**GIVEN PROBLEM**
Below are the records. Gather each line that holds "value".

— START DATASET —

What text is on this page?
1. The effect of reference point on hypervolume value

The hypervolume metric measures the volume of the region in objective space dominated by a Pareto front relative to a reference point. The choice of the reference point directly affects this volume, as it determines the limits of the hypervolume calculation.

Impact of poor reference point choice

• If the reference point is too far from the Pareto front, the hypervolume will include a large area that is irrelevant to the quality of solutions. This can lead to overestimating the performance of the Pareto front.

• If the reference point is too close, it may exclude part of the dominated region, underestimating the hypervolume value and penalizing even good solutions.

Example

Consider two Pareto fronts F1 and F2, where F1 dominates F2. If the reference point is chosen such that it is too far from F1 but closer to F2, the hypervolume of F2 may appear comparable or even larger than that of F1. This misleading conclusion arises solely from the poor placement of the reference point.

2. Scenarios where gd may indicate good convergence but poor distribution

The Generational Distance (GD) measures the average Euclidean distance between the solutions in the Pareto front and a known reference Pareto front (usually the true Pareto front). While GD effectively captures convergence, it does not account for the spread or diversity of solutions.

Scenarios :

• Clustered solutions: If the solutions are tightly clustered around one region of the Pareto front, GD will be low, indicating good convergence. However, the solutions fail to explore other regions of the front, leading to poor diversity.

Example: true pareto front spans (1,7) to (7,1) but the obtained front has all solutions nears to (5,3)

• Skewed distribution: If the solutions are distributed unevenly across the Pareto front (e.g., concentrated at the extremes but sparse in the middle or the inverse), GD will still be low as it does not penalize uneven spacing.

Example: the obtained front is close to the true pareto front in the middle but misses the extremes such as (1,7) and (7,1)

— END DATASET —
— START DATASET —

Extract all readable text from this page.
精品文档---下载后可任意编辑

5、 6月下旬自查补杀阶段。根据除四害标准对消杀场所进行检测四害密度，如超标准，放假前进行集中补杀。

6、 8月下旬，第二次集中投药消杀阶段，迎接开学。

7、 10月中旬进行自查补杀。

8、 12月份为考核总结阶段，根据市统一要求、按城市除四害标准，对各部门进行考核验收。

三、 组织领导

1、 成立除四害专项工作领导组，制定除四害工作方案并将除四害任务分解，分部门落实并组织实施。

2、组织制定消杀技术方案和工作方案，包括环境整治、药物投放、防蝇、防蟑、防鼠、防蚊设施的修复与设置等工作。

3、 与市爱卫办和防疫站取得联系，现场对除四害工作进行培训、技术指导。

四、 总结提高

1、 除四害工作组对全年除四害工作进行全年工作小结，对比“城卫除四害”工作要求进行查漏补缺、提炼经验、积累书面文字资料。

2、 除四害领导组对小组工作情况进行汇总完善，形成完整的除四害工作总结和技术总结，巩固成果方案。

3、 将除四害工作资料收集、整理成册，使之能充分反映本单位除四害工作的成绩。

— END DATASET —
— START DATASET —

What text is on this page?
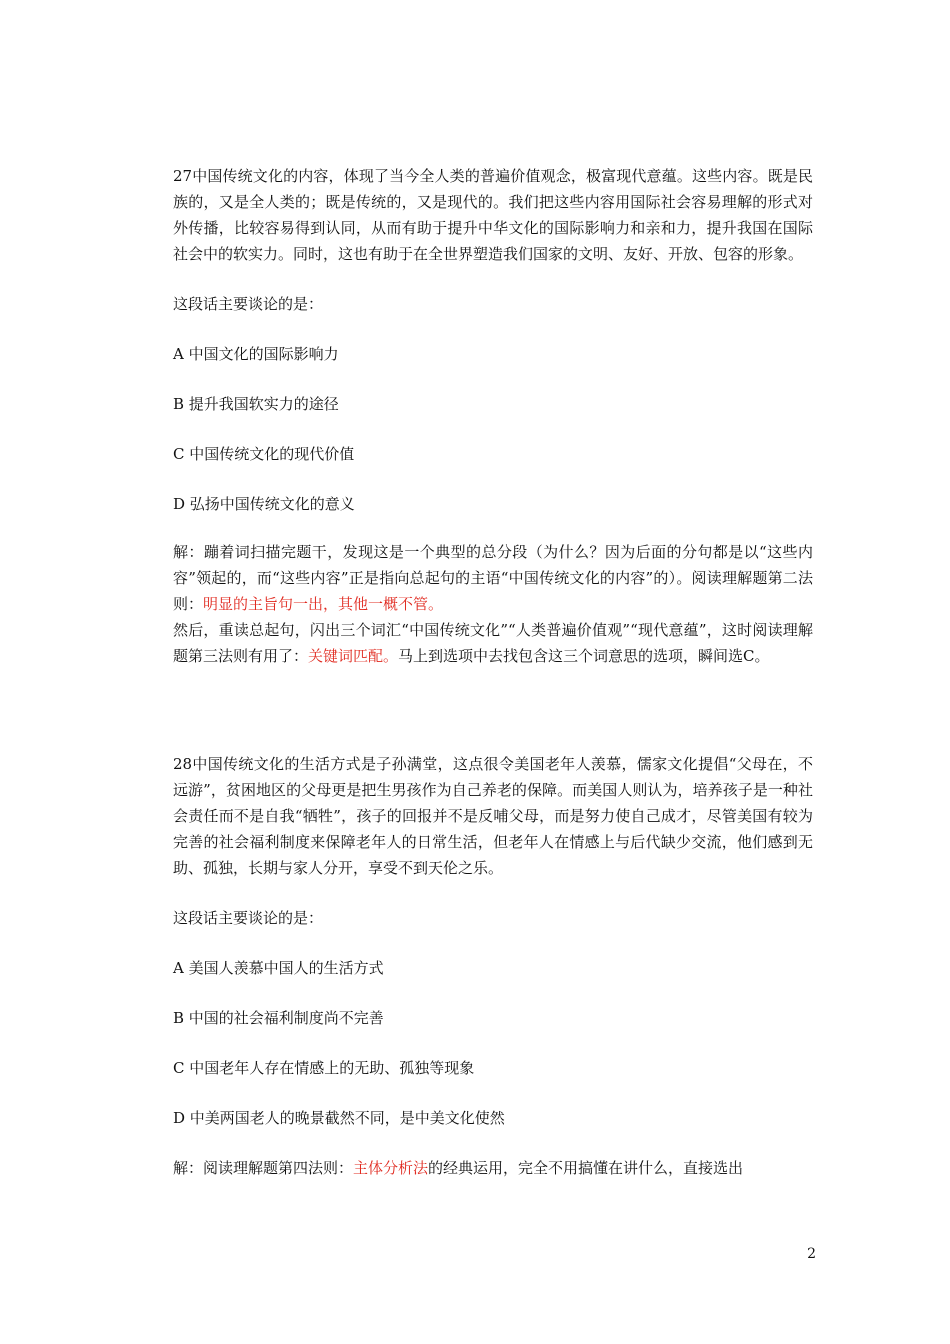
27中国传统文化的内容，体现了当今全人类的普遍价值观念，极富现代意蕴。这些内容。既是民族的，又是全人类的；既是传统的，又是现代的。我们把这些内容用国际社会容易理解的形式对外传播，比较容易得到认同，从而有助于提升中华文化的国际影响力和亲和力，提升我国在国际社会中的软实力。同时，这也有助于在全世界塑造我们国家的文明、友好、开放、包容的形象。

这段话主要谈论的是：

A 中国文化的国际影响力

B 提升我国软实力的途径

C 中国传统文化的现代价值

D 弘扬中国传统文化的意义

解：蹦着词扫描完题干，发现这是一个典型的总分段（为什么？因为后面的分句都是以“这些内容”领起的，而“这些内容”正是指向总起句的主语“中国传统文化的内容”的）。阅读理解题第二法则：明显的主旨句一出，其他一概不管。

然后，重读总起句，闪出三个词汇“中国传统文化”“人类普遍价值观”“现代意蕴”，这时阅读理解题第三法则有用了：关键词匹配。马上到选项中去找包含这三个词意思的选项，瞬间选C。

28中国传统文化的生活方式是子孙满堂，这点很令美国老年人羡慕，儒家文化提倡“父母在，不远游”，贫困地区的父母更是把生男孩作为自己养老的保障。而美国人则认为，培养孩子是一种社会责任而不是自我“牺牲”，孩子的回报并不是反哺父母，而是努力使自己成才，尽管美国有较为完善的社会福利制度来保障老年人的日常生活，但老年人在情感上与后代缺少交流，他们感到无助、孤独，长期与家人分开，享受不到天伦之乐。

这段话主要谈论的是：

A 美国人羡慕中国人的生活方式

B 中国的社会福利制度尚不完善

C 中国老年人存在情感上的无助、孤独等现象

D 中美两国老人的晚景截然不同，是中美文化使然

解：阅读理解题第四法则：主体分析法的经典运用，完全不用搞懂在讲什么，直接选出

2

— END DATASET —

**SOLUTION TO THIS PROBLEM**
1. The effect of reference point on hypervolume value
• If the reference point is too close, it may exclude part of the dominated region, underestimating the hypervolume value and penalizing even good solutions.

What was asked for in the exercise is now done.